──────── INPUT FOR THIS TASK

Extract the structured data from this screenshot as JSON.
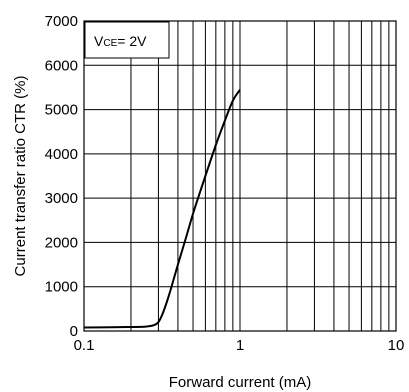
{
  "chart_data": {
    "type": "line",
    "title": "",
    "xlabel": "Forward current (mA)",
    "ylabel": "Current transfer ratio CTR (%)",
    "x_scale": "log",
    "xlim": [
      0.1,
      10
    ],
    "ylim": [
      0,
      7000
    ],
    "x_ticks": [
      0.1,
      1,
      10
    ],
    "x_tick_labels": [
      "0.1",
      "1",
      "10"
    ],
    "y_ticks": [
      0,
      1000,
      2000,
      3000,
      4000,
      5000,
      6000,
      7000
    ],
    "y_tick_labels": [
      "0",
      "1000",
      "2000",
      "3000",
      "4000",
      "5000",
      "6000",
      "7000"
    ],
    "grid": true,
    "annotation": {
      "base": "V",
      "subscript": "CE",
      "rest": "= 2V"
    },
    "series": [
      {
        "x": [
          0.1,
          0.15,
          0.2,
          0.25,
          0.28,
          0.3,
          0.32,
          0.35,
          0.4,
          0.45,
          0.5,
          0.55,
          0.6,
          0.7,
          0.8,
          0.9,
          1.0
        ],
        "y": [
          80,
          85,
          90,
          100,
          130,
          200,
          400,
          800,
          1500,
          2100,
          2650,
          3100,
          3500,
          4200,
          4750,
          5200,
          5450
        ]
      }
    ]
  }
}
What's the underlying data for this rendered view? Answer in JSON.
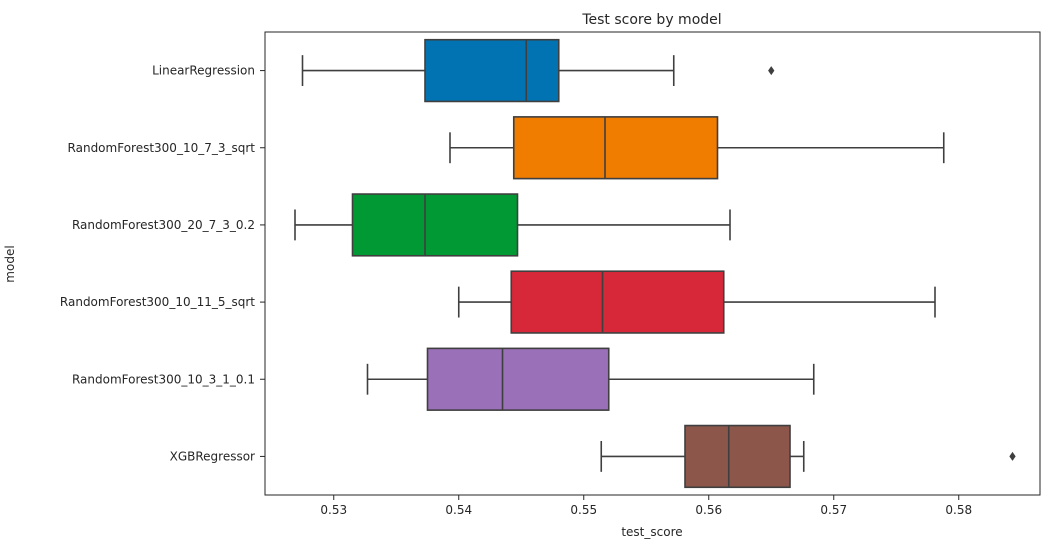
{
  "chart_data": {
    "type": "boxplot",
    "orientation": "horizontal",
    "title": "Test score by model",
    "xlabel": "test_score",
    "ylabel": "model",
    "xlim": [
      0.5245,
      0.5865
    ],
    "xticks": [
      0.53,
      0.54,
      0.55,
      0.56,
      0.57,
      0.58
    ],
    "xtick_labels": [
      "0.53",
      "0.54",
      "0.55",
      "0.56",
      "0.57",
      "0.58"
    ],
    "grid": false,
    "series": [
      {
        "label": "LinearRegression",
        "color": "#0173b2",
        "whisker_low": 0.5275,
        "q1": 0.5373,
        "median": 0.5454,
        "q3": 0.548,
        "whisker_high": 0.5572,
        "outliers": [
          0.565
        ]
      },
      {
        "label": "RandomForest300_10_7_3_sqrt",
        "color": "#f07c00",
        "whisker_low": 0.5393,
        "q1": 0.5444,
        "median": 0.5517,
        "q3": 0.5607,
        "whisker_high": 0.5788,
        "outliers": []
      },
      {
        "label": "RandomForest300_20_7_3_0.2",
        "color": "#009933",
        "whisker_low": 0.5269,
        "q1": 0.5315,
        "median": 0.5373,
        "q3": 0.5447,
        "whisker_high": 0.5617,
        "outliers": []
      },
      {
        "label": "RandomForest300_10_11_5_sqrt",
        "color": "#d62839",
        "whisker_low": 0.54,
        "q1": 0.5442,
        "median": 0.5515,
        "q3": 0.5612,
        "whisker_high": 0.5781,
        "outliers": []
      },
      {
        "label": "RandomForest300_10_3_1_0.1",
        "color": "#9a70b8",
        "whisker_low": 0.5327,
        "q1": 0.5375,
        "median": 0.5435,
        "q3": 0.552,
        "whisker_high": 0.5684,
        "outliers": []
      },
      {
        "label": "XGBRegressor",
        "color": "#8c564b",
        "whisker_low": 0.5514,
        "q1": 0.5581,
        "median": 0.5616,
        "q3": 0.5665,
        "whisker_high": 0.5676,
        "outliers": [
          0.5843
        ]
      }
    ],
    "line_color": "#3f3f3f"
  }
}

────────────────

*EXERCISE*: Drop the pictures and reproduce the rest of the entries above exactly.

*OUTPUT*:
Extract the structured data from this screenshot as JSON.
{
  "chart_data": {
    "type": "line",
    "title": "",
    "xlabel": "Forward current (mA)",
    "ylabel": "Current transfer ratio CTR (%)",
    "x_scale": "log",
    "xlim": [
      0.1,
      10
    ],
    "ylim": [
      0,
      7000
    ],
    "x_ticks": [
      0.1,
      1,
      10
    ],
    "x_tick_labels": [
      "0.1",
      "1",
      "10"
    ],
    "y_ticks": [
      0,
      1000,
      2000,
      3000,
      4000,
      5000,
      6000,
      7000
    ],
    "y_tick_labels": [
      "0",
      "1000",
      "2000",
      "3000",
      "4000",
      "5000",
      "6000",
      "7000"
    ],
    "grid": true,
    "annotation": {
      "base": "V",
      "subscript": "CE",
      "rest": "= 2V"
    },
    "series": [
      {
        "x": [
          0.1,
          0.15,
          0.2,
          0.25,
          0.28,
          0.3,
          0.32,
          0.35,
          0.4,
          0.45,
          0.5,
          0.55,
          0.6,
          0.7,
          0.8,
          0.9,
          1.0
        ],
        "y": [
          80,
          85,
          90,
          100,
          130,
          200,
          400,
          800,
          1500,
          2100,
          2650,
          3100,
          3500,
          4200,
          4750,
          5200,
          5450
        ]
      }
    ]
  }
}
What's the underlying data for this rendered view? Answer in JSON.
{
  "chart_data": {
    "type": "boxplot",
    "orientation": "horizontal",
    "title": "Test score by model",
    "xlabel": "test_score",
    "ylabel": "model",
    "xlim": [
      0.5245,
      0.5865
    ],
    "xticks": [
      0.53,
      0.54,
      0.55,
      0.56,
      0.57,
      0.58
    ],
    "xtick_labels": [
      "0.53",
      "0.54",
      "0.55",
      "0.56",
      "0.57",
      "0.58"
    ],
    "grid": false,
    "series": [
      {
        "label": "LinearRegression",
        "color": "#0173b2",
        "whisker_low": 0.5275,
        "q1": 0.5373,
        "median": 0.5454,
        "q3": 0.548,
        "whisker_high": 0.5572,
        "outliers": [
          0.565
        ]
      },
      {
        "label": "RandomForest300_10_7_3_sqrt",
        "color": "#f07c00",
        "whisker_low": 0.5393,
        "q1": 0.5444,
        "median": 0.5517,
        "q3": 0.5607,
        "whisker_high": 0.5788,
        "outliers": []
      },
      {
        "label": "RandomForest300_20_7_3_0.2",
        "color": "#009933",
        "whisker_low": 0.5269,
        "q1": 0.5315,
        "median": 0.5373,
        "q3": 0.5447,
        "whisker_high": 0.5617,
        "outliers": []
      },
      {
        "label": "RandomForest300_10_11_5_sqrt",
        "color": "#d62839",
        "whisker_low": 0.54,
        "q1": 0.5442,
        "median": 0.5515,
        "q3": 0.5612,
        "whisker_high": 0.5781,
        "outliers": []
      },
      {
        "label": "RandomForest300_10_3_1_0.1",
        "color": "#9a70b8",
        "whisker_low": 0.5327,
        "q1": 0.5375,
        "median": 0.5435,
        "q3": 0.552,
        "whisker_high": 0.5684,
        "outliers": []
      },
      {
        "label": "XGBRegressor",
        "color": "#8c564b",
        "whisker_low": 0.5514,
        "q1": 0.5581,
        "median": 0.5616,
        "q3": 0.5665,
        "whisker_high": 0.5676,
        "outliers": [
          0.5843
        ]
      }
    ],
    "line_color": "#3f3f3f"
  }
}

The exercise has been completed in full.